* Supplied records:
========================================================================

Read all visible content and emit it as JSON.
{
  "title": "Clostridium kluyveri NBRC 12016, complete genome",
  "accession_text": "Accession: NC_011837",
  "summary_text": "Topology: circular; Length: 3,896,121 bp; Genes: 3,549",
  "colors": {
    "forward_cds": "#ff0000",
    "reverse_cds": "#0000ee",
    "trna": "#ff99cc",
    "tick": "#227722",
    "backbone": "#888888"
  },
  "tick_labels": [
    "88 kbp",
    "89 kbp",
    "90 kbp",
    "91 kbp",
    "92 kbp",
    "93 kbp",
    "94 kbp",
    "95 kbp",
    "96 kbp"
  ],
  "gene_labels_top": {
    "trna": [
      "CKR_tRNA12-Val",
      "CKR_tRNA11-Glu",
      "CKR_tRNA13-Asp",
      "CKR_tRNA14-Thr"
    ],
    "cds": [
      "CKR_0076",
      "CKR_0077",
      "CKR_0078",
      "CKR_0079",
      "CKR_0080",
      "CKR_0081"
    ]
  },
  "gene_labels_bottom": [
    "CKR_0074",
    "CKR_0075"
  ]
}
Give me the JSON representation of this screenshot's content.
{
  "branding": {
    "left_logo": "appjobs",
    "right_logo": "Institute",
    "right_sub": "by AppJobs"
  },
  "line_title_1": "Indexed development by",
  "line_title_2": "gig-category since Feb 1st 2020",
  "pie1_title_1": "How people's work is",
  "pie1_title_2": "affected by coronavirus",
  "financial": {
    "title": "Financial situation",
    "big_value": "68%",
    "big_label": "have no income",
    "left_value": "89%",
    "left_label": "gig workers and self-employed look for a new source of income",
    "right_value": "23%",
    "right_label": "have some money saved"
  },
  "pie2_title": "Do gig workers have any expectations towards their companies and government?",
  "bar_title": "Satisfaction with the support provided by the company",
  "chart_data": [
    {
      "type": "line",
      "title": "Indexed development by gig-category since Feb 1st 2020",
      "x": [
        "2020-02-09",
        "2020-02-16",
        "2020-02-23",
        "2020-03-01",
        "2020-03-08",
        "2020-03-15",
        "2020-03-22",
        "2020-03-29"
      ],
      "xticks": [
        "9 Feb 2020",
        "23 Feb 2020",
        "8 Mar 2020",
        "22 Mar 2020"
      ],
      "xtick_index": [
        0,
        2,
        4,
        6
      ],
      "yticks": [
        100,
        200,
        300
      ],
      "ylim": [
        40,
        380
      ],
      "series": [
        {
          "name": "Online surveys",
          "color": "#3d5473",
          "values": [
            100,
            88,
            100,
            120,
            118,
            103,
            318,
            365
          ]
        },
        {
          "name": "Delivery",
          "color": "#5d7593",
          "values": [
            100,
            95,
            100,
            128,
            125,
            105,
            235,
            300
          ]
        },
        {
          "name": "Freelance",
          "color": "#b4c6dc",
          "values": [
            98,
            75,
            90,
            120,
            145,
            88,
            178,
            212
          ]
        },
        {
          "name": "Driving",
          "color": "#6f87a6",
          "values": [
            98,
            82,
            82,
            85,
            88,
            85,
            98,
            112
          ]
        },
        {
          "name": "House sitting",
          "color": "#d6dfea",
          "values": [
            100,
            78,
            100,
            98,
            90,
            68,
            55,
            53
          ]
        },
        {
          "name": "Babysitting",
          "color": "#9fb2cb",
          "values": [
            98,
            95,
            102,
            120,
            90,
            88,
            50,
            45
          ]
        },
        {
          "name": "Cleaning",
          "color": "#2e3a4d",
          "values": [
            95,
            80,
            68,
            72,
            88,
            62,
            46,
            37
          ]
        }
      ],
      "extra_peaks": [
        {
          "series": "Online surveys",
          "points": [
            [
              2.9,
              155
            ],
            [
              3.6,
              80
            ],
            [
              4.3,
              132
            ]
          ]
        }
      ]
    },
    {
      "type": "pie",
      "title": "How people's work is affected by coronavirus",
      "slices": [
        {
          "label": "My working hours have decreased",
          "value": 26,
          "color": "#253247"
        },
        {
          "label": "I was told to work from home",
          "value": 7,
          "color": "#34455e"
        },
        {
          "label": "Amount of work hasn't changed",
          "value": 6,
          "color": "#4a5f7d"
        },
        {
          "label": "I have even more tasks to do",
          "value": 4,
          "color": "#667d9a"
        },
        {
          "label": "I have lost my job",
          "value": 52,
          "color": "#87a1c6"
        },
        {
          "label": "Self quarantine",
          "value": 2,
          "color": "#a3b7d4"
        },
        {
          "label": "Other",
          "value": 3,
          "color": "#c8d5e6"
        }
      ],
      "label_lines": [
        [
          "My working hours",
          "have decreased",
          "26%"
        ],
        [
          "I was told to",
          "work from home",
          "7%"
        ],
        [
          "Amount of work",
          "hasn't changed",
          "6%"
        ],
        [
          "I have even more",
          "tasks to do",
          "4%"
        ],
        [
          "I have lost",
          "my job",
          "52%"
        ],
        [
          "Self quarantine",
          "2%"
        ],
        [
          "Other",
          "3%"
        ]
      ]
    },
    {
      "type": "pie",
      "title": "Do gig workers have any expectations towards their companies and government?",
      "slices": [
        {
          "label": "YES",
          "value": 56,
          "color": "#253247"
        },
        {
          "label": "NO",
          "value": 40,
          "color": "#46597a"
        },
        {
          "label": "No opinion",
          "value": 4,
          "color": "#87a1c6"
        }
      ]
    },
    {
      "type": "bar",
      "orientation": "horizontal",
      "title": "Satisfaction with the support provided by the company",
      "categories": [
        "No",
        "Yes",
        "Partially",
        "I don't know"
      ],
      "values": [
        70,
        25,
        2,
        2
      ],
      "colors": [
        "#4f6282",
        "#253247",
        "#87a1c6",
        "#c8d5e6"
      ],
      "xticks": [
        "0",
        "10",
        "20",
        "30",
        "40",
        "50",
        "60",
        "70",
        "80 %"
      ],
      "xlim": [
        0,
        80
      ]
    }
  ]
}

========================================================================

* Required action: Retype the data. Every line must match the original exactly.

* The completed task:
Read all visible content and emit it as JSON.
{
  "title": "Clostridium kluyveri NBRC 12016, complete genome",
  "accession_text": "Accession: NC_011837",
  "summary_text": "Topology: circular; Length: 3,896,121 bp; Genes: 3,549",
  "colors": {
    "forward_cds": "#ff0000",
    "reverse_cds": "#0000ee",
    "trna": "#ff99cc",
    "tick": "#227722",
    "backbone": "#888888"
  },
  "tick_labels": [
    "88 kbp",
    "89 kbp",
    "90 kbp",
    "91 kbp",
    "92 kbp",
    "93 kbp",
    "94 kbp",
    "95 kbp",
    "96 kbp"
  ],
  "gene_labels_top": {
    "trna": [
      "CKR_tRNA12-Val",
      "CKR_tRNA11-Glu",
      "CKR_tRNA13-Asp",
      "CKR_tRNA14-Thr"
    ],
    "cds": [
      "CKR_0076",
      "CKR_0077",
      "CKR_0078",
      "CKR_0079",
      "CKR_0080",
      "CKR_0081"
    ]
  },
  "gene_labels_bottom": [
    "CKR_0074",
    "CKR_0075"
  ]
}
Give me the JSON representation of this screenshot's content.
{
  "branding": {
    "left_logo": "appjobs",
    "right_logo": "Institute",
    "right_sub": "by AppJobs"
  },
  "line_title_1": "Indexed development by",
  "line_title_2": "gig-category since Feb 1st 2020",
  "pie1_title_1": "How people's work is",
  "pie1_title_2": "affected by coronavirus",
  "financial": {
    "title": "Financial situation",
    "big_value": "68%",
    "big_label": "have no income",
    "left_value": "89%",
    "left_label": "gig workers and self-employed look for a new source of income",
    "right_value": "23%",
    "right_label": "have some money saved"
  },
  "pie2_title": "Do gig workers have any expectations towards their companies and government?",
  "bar_title": "Satisfaction with the support provided by the company",
  "chart_data": [
    {
      "type": "line",
      "title": "Indexed development by gig-category since Feb 1st 2020",
      "x": [
        "2020-02-09",
        "2020-02-16",
        "2020-02-23",
        "2020-03-01",
        "2020-03-08",
        "2020-03-15",
        "2020-03-22",
        "2020-03-29"
      ],
      "xticks": [
        "9 Feb 2020",
        "23 Feb 2020",
        "8 Mar 2020",
        "22 Mar 2020"
      ],
      "xtick_index": [
        0,
        2,
        4,
        6
      ],
      "yticks": [
        100,
        200,
        300
      ],
      "ylim": [
        40,
        380
      ],
      "series": [
        {
          "name": "Online surveys",
          "color": "#3d5473",
          "values": [
            100,
            88,
            100,
            120,
            118,
            103,
            318,
            365
          ]
        },
        {
          "name": "Delivery",
          "color": "#5d7593",
          "values": [
            100,
            95,
            100,
            128,
            125,
            105,
            235,
            300
          ]
        },
        {
          "name": "Freelance",
          "color": "#b4c6dc",
          "values": [
            98,
            75,
            90,
            120,
            145,
            88,
            178,
            212
          ]
        },
        {
          "name": "Driving",
          "color": "#6f87a6",
          "values": [
            98,
            82,
            82,
            85,
            88,
            85,
            98,
            112
          ]
        },
        {
          "name": "House sitting",
          "color": "#d6dfea",
          "values": [
            100,
            78,
            100,
            98,
            90,
            68,
            55,
            53
          ]
        },
        {
          "name": "Babysitting",
          "color": "#9fb2cb",
          "values": [
            98,
            95,
            102,
            120,
            90,
            88,
            50,
            45
          ]
        },
        {
          "name": "Cleaning",
          "color": "#2e3a4d",
          "values": [
            95,
            80,
            68,
            72,
            88,
            62,
            46,
            37
          ]
        }
      ],
      "extra_peaks": [
        {
          "series": "Online surveys",
          "points": [
            [
              2.9,
              155
            ],
            [
              3.6,
              80
            ],
            [
              4.3,
              132
            ]
          ]
        }
      ]
    },
    {
      "type": "pie",
      "title": "How people's work is affected by coronavirus",
      "slices": [
        {
          "label": "My working hours have decreased",
          "value": 26,
          "color": "#253247"
        },
        {
          "label": "I was told to work from home",
          "value": 7,
          "color": "#34455e"
        },
        {
          "label": "Amount of work hasn't changed",
          "value": 6,
          "color": "#4a5f7d"
        },
        {
          "label": "I have even more tasks to do",
          "value": 4,
          "color": "#667d9a"
        },
        {
          "label": "I have lost my job",
          "value": 52,
          "color": "#87a1c6"
        },
        {
          "label": "Self quarantine",
          "value": 2,
          "color": "#a3b7d4"
        },
        {
          "label": "Other",
          "value": 3,
          "color": "#c8d5e6"
        }
      ],
      "label_lines": [
        [
          "My working hours",
          "have decreased",
          "26%"
        ],
        [
          "I was told to",
          "work from home",
          "7%"
        ],
        [
          "Amount of work",
          "hasn't changed",
          "6%"
        ],
        [
          "I have even more",
          "tasks to do",
          "4%"
        ],
        [
          "I have lost",
          "my job",
          "52%"
        ],
        [
          "Self quarantine",
          "2%"
        ],
        [
          "Other",
          "3%"
        ]
      ]
    },
    {
      "type": "pie",
      "title": "Do gig workers have any expectations towards their companies and government?",
      "slices": [
        {
          "label": "YES",
          "value": 56,
          "color": "#253247"
        },
        {
          "label": "NO",
          "value": 40,
          "color": "#46597a"
        },
        {
          "label": "No opinion",
          "value": 4,
          "color": "#87a1c6"
        }
      ]
    },
    {
      "type": "bar",
      "orientation": "horizontal",
      "title": "Satisfaction with the support provided by the company",
      "categories": [
        "No",
        "Yes",
        "Partially",
        "I don't know"
      ],
      "values": [
        70,
        25,
        2,
        2
      ],
      "colors": [
        "#4f6282",
        "#253247",
        "#87a1c6",
        "#c8d5e6"
      ],
      "xticks": [
        "0",
        "10",
        "20",
        "30",
        "40",
        "50",
        "60",
        "70",
        "80 %"
      ],
      "xlim": [
        0,
        80
      ]
    }
  ]
}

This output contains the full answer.